Work required
Track down every line below that holds "禮儀訓令" and copy it.

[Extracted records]

◆ ◆ ◆ ◆

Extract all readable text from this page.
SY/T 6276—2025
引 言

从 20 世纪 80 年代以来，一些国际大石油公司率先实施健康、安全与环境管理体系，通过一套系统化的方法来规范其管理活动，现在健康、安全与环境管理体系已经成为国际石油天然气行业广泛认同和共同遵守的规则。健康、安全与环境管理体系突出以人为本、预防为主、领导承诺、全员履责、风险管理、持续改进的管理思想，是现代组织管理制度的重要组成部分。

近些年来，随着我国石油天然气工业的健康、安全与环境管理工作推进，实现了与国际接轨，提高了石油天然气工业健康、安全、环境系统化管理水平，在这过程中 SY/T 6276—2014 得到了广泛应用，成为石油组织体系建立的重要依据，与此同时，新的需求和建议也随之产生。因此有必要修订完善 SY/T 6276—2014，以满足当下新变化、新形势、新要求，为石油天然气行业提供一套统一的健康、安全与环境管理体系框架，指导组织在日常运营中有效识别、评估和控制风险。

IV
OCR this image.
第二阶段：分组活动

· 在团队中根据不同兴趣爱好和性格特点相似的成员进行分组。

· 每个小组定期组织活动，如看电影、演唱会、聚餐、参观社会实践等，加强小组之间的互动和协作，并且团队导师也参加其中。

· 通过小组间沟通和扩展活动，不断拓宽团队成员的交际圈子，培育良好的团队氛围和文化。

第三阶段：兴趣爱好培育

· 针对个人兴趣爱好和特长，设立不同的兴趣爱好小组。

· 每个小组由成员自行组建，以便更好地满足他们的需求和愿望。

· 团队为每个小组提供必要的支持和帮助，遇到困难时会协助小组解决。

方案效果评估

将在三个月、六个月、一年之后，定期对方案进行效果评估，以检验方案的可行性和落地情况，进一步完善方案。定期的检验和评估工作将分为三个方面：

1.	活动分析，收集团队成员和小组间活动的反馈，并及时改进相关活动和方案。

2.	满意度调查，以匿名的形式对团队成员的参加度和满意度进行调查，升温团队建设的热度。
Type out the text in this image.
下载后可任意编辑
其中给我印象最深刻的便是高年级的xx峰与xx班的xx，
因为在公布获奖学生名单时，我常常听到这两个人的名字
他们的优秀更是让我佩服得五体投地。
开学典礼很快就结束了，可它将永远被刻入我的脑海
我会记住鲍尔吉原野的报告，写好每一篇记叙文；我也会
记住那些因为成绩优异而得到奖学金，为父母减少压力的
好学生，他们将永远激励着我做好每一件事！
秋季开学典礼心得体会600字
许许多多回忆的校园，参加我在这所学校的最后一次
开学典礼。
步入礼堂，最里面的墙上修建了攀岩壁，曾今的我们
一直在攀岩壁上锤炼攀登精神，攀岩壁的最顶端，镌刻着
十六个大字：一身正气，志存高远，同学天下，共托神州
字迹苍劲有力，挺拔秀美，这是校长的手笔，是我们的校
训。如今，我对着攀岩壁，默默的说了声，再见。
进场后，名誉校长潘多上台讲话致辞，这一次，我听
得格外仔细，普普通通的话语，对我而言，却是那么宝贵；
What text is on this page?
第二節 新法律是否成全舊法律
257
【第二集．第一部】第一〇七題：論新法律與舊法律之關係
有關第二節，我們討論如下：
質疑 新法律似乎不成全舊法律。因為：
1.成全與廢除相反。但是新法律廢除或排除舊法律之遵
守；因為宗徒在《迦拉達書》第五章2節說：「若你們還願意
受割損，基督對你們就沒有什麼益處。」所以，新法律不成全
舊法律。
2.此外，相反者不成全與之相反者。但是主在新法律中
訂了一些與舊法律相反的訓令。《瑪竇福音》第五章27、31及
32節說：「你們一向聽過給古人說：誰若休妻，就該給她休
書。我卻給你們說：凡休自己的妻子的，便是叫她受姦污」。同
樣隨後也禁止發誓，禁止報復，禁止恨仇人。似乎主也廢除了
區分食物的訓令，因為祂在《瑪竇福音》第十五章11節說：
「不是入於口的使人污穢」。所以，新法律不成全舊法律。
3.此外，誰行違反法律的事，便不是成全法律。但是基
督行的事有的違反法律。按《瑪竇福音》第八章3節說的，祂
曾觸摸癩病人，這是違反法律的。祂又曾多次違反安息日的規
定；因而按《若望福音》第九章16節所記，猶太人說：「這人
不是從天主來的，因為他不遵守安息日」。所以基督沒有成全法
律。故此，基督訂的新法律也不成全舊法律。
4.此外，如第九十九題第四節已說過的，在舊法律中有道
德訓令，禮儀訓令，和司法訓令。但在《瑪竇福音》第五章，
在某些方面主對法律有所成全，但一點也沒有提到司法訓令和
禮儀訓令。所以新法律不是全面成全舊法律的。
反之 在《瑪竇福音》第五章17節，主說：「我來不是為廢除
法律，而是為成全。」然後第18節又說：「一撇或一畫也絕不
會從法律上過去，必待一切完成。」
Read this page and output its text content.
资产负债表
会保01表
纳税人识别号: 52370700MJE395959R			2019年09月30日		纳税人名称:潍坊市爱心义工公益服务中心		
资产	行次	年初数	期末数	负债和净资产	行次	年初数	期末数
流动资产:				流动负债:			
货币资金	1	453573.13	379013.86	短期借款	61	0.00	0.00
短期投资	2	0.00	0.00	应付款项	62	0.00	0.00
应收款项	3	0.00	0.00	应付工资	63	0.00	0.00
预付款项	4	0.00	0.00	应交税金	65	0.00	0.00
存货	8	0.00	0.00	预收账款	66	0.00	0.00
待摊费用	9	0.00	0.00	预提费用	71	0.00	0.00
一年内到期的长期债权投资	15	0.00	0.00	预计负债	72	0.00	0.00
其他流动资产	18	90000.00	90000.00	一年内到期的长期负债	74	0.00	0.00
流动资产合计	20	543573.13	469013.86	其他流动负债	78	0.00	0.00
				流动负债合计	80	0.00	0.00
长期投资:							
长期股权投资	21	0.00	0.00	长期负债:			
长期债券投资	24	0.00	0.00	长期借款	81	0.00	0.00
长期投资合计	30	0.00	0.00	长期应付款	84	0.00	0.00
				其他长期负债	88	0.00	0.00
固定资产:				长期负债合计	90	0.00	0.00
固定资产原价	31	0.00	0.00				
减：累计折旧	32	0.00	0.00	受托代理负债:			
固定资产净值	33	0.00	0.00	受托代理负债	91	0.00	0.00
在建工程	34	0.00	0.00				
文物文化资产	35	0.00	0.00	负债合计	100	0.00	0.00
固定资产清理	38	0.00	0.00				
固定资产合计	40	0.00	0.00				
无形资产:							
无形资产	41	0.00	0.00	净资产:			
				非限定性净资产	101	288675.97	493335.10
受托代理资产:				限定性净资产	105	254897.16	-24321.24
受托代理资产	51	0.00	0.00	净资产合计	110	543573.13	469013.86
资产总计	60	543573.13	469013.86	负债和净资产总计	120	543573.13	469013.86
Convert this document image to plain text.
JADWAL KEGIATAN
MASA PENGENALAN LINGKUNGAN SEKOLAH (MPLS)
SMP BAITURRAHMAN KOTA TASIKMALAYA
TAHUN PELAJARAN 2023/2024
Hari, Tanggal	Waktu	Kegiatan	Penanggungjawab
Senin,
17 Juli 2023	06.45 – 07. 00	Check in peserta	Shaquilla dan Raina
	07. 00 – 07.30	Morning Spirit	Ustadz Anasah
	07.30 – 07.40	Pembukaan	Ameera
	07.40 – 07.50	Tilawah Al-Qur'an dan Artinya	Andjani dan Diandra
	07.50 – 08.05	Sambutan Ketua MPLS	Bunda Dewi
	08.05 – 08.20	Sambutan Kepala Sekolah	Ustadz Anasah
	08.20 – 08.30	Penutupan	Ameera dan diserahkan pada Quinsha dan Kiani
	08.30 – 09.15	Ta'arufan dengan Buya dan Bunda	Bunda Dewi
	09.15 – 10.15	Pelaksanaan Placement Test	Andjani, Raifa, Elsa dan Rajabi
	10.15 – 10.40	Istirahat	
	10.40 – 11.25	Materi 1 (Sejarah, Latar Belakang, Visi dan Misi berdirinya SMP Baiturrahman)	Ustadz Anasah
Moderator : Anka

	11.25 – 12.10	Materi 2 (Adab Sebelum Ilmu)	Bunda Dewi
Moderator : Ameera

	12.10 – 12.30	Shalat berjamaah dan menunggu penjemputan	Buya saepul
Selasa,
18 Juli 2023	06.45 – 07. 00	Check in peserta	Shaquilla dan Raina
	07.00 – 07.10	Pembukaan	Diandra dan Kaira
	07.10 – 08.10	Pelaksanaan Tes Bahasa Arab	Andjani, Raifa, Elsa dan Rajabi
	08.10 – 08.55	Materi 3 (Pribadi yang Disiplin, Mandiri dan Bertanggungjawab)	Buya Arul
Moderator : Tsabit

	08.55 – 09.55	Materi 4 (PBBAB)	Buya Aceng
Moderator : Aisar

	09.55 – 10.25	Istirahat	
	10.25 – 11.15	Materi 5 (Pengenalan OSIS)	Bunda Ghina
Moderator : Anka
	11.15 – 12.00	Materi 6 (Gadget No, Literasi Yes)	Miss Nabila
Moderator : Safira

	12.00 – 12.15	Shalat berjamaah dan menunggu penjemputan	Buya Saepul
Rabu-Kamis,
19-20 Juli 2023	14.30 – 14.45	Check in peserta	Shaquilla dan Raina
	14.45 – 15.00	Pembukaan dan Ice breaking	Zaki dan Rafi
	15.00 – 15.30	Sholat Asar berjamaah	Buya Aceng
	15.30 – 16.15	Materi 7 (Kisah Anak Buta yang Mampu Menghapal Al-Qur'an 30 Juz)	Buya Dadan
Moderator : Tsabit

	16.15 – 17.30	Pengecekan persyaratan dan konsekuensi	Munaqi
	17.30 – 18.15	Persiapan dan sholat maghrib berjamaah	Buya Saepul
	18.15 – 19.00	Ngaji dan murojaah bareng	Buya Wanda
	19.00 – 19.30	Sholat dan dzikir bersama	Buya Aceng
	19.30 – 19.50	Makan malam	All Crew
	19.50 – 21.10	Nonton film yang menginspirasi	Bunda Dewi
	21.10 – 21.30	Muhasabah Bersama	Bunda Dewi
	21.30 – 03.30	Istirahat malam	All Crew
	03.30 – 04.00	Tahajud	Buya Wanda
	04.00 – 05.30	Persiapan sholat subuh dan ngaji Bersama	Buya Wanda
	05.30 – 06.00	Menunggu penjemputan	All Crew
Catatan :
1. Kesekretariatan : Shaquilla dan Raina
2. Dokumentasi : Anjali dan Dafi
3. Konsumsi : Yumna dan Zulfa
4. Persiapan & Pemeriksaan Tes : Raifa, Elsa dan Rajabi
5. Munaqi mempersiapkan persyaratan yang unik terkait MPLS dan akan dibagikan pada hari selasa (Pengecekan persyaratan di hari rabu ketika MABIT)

◆ ◆ ◆ ◆

The result
德訓令，禮儀訓令，和司法訓令。但在《瑪竇福音》第五章，
禮儀訓令。所以新法律不是全面成全舊法律的。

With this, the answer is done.